Document:

Maricha, I don't know your husband, so he is of no particular interest to me. Even if we were acquainted, I wouldn't care either way: my friends' personal habits are low on my list of interests and none of my business anyway.

Here in Europe masturbation is neither stigmatized nor promoted. It's viewed mostly as a body function of the kind you wouldn't want to discuss over lunch, but tacit understanding is it's there.

Anyway, my original point was that presence of porn makes no difference, but is mere, uh, means to the ends. Nobody thinks of football while doing it anyway.


----------



## Hope1964 (Sep 26, 2011)

I'm skeptical of guys who say they don't masturbate too. My husband claims he doesn't right now, but I don't believe him. I don't bring it up though, because in the end it's him who has to figure out if he's ok with it - if he does do it, it's so rarely and it doesn't affect our sex life. I don't tell him every time I do it either 

If it was affecting our relationship in any way I'd be bringing it up though.


----------



## JMGrey (Dec 19, 2012)

Hope1964 said:


> I'm skeptical of guys who say they don't masturbate too. My husband claims he doesn't right now, but I don't believe him.


You've every right to dismiss your husband's assertions. You've shared your married life with him, plus there's the fact that he has had obvious impulse control problems with the respect to sex in the past. But you shouldn't blanket generalize because you do it or know someone that does it.


----------



## Hope1964 (Sep 26, 2011)

JMGrey said:


> But you shouldn't blanket generalize because you do it or know someone that does it.

What you will do:
Copy out the forum thread above word for word, from start to finish.

Data entries:
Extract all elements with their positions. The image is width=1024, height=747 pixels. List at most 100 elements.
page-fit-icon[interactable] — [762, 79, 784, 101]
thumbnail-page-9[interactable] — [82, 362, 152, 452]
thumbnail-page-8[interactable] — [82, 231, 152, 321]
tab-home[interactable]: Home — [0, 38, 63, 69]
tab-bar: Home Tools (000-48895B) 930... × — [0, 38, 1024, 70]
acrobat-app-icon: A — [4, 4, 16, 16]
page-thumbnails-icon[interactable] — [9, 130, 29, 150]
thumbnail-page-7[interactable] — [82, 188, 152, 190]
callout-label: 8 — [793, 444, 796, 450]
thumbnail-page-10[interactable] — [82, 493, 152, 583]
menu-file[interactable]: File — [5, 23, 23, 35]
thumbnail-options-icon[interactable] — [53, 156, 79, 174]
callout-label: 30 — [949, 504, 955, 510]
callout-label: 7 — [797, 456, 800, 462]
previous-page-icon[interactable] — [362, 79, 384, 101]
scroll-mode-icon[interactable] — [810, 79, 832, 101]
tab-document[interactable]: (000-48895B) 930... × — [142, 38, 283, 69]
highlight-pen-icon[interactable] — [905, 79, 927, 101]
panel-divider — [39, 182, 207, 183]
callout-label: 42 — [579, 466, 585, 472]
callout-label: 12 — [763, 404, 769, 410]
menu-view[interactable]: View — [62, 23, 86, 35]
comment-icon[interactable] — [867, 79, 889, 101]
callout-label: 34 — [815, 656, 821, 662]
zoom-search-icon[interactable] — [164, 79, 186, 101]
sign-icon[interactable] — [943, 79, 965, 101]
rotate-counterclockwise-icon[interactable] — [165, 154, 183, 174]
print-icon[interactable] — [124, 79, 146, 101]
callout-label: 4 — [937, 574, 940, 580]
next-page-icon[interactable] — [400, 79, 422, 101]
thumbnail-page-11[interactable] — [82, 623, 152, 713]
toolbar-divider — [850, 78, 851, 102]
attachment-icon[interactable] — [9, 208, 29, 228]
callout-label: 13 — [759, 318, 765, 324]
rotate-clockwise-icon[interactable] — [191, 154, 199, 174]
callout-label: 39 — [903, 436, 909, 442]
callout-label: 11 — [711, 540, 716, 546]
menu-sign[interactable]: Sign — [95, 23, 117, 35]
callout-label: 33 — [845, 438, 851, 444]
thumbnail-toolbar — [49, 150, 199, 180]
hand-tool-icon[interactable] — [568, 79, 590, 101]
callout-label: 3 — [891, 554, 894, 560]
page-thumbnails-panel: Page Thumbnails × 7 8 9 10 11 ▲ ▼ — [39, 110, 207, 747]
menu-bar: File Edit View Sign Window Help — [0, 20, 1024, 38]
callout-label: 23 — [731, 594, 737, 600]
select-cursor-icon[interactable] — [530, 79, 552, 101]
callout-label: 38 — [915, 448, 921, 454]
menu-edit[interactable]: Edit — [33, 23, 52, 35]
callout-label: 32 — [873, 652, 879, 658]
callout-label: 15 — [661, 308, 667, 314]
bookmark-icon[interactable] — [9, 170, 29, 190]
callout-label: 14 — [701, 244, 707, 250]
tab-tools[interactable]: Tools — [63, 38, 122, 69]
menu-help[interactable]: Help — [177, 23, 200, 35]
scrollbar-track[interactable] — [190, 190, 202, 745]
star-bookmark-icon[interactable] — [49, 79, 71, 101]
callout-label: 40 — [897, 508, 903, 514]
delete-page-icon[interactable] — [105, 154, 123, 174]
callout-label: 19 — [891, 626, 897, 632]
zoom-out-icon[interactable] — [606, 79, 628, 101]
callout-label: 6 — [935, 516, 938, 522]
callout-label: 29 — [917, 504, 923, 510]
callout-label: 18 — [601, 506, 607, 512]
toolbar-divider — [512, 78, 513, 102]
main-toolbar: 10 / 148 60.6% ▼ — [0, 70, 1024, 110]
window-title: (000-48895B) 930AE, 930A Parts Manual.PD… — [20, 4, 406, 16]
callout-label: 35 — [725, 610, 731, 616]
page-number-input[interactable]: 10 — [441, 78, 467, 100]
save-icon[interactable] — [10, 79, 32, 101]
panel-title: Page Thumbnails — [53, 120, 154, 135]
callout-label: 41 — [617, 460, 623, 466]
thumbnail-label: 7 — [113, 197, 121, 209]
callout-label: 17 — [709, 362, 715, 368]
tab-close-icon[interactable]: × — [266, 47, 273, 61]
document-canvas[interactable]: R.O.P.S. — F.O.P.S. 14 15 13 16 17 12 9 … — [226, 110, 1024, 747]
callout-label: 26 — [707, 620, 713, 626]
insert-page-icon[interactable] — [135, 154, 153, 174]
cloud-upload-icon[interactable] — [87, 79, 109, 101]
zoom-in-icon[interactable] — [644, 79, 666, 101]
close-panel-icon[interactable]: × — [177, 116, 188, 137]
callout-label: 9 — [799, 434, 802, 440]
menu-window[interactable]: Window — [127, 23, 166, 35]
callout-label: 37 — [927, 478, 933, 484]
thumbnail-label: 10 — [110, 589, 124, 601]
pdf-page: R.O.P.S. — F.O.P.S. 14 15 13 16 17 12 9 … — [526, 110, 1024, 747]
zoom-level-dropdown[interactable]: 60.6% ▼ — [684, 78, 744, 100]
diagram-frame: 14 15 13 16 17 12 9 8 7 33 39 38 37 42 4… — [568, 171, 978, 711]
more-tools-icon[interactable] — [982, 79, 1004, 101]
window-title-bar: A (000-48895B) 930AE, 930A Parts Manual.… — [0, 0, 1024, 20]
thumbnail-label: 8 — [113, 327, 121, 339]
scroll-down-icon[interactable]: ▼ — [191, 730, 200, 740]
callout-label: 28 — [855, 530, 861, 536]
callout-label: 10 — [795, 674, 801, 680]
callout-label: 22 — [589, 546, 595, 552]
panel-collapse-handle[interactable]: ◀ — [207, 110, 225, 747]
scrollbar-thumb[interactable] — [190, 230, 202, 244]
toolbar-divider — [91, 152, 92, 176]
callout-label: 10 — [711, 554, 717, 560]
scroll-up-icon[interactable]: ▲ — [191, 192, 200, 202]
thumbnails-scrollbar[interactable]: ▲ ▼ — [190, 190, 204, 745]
...
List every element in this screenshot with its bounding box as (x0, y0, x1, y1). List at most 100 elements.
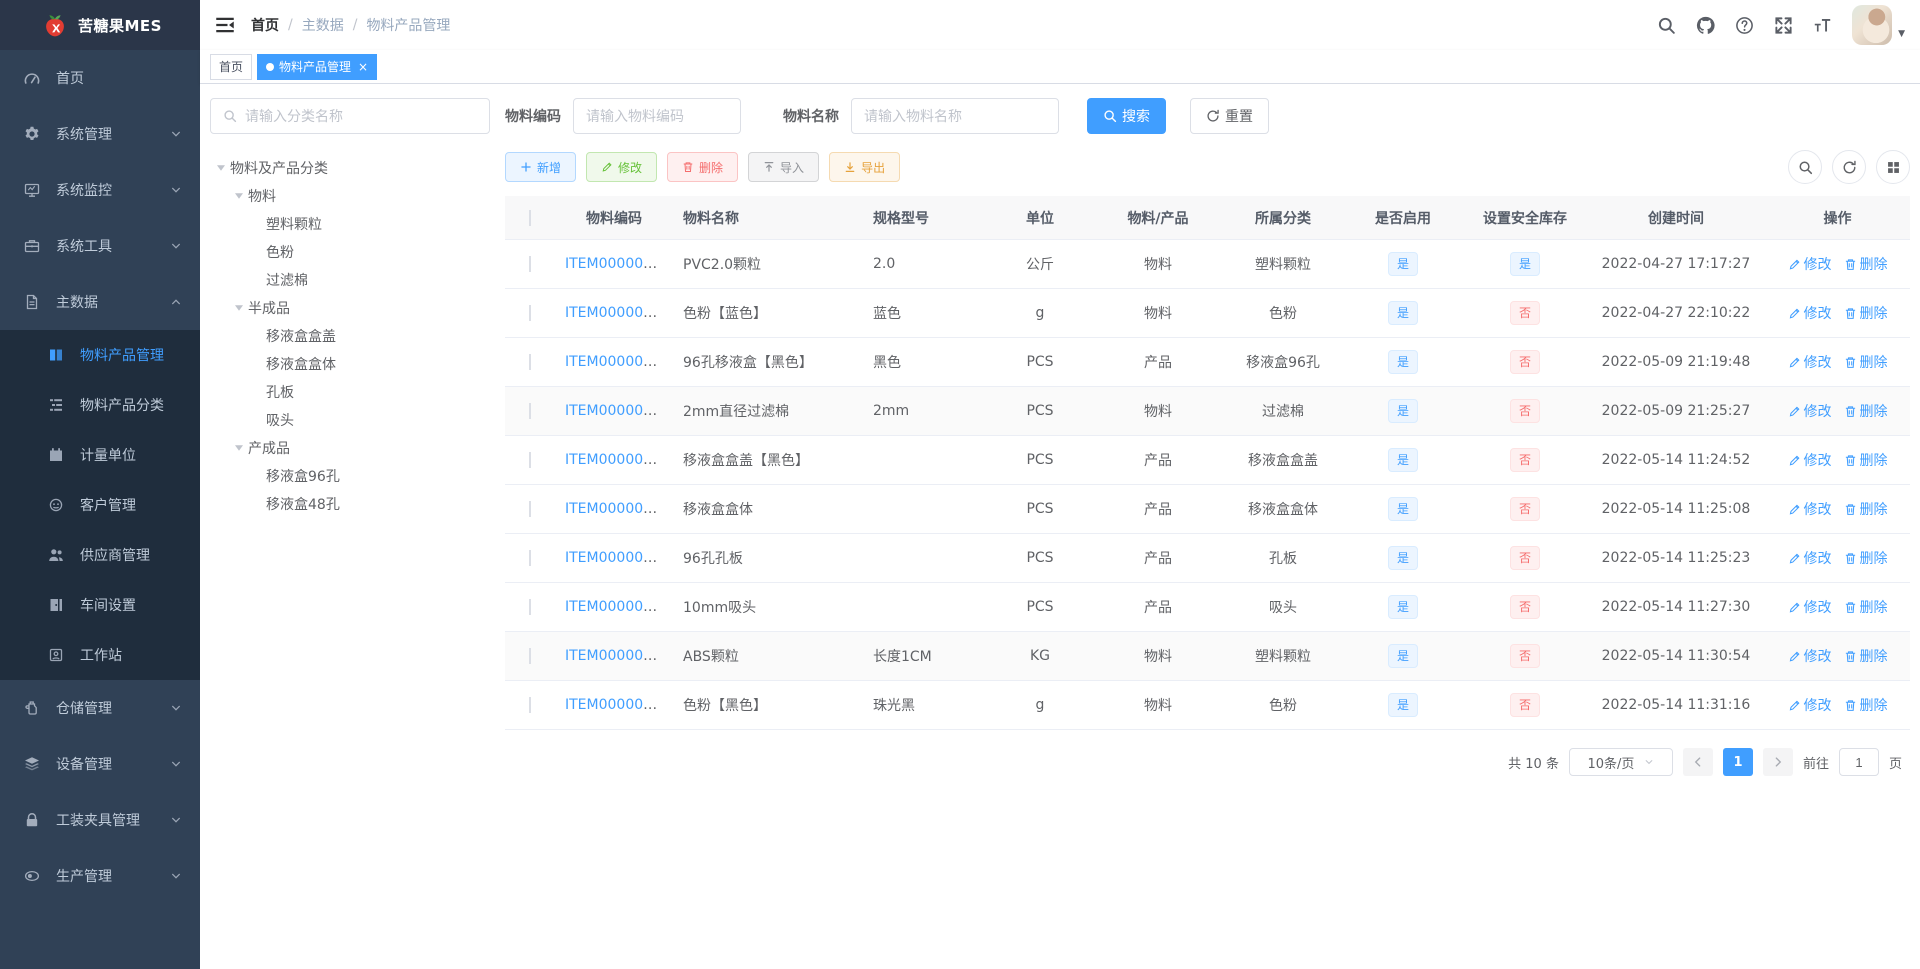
...
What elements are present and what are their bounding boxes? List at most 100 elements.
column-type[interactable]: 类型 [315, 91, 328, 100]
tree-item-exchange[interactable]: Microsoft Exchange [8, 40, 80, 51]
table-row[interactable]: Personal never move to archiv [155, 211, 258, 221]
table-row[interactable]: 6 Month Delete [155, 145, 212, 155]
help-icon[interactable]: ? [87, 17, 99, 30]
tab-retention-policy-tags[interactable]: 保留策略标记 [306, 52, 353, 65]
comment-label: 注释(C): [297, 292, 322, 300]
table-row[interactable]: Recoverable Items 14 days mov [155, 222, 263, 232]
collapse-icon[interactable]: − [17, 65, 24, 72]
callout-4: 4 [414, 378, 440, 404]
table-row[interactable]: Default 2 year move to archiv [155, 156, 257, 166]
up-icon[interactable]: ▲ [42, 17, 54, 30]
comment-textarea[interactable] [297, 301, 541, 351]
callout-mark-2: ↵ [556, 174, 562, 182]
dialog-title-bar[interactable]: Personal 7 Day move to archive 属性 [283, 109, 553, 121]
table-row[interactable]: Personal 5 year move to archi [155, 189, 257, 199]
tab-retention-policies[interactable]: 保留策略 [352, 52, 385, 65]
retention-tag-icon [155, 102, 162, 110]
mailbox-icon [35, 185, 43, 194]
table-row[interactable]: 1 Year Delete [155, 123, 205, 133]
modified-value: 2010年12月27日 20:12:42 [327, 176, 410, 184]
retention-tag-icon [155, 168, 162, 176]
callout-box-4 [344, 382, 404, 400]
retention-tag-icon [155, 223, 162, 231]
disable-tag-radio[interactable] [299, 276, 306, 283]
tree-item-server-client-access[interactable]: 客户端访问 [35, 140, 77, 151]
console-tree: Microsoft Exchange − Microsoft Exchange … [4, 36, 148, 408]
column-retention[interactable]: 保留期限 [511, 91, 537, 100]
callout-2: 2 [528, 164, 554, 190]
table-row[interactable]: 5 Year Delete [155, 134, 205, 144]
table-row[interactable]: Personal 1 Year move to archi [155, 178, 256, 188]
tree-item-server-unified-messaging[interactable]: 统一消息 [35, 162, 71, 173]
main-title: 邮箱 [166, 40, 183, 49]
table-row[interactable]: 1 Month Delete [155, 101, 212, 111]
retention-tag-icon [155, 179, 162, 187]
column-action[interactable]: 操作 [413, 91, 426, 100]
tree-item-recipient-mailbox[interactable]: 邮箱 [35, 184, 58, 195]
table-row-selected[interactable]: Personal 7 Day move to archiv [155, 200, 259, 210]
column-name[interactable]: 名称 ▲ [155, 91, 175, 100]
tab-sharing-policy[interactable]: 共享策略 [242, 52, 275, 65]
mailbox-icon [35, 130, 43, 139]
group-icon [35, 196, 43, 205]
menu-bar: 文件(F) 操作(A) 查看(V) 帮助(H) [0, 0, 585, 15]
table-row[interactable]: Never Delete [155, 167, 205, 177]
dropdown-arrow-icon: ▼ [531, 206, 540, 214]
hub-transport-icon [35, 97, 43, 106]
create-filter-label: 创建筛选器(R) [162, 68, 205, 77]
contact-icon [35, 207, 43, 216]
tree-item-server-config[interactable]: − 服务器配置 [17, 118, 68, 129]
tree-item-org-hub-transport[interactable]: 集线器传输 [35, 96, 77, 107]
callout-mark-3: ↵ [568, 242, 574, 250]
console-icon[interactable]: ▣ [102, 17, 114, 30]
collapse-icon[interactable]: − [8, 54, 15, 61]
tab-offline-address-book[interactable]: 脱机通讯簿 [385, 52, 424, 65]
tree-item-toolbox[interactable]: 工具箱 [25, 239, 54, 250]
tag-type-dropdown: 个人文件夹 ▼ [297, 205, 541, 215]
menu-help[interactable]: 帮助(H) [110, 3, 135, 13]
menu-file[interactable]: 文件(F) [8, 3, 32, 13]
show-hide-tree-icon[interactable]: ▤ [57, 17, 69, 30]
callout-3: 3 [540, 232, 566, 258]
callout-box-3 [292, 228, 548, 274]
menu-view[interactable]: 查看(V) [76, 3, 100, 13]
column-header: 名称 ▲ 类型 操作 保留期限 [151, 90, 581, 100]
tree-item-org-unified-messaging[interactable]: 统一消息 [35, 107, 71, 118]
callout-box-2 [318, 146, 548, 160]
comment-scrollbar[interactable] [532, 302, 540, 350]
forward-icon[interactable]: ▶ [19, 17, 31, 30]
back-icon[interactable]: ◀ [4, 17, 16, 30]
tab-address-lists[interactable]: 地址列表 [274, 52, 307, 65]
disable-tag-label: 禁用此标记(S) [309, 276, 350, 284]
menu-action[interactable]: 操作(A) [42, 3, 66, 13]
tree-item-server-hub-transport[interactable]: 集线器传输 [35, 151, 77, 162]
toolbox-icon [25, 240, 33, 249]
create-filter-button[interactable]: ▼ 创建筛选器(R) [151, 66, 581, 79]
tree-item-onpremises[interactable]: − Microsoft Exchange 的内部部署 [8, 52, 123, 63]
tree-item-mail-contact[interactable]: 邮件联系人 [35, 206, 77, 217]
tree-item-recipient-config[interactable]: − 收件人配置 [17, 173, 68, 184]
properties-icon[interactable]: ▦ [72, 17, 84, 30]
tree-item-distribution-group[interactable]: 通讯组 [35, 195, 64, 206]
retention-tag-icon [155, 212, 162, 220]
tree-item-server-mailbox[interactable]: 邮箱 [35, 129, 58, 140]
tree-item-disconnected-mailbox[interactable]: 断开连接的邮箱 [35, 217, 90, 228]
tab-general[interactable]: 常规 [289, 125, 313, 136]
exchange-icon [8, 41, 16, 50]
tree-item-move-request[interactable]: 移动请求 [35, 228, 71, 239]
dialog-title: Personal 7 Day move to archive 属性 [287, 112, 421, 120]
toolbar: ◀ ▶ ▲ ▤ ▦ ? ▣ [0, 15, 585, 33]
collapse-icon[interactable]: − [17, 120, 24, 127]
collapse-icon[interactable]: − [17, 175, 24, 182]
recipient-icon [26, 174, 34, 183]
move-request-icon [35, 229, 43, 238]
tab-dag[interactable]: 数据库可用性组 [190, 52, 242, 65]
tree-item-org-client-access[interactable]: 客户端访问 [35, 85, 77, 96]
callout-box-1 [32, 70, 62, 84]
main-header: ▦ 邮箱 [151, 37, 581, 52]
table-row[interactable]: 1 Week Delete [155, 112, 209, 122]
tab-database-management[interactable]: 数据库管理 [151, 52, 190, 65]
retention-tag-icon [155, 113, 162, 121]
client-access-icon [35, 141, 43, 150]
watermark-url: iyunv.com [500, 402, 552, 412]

The answer:
Maricha, I don't know your husband, so he is of no particular interest to me. Even if we were acquainted, I wouldn't care either way: my friends' personal habits are low on my list of interests and none of my business anyway.

Here in Europe masturbation is neither stigmatized nor promoted. It's viewed mostly as a body function of the kind you wouldn't want to discuss over lunch, but tacit understanding is it's there.

Anyway, my original point was that presence of porn makes no difference, but is mere, uh, means to the ends. Nobody thinks of football while doing it anyway.


----------



## Hope1964 (Sep 26, 2011)

I'm skeptical of guys who say they don't masturbate too. My husband claims he doesn't right now, but I don't believe him. I don't bring it up though, because in the end it's him who has to figure out if he's ok with it - if he does do it, it's so rarely and it doesn't affect our sex life. I don't tell him every time I do it either 

If it was affecting our relationship in any way I'd be bringing it up though.


----------



## JMGrey (Dec 19, 2012)

Hope1964 said:


> I'm skeptical of guys who say they don't masturbate too. My husband claims he doesn't right now, but I don't believe him.


You've every right to dismiss your husband's assertions. You've shared your married life with him, plus there's the fact that he has had obvious impulse control problems with the respect to sex in the past. But you shouldn't blanket generalize because you do it or know someone that does it.


----------



## Hope1964 (Sep 26, 2011)

JMGrey said:


> But you shouldn't blanket generalize because you do it or know someone that does it.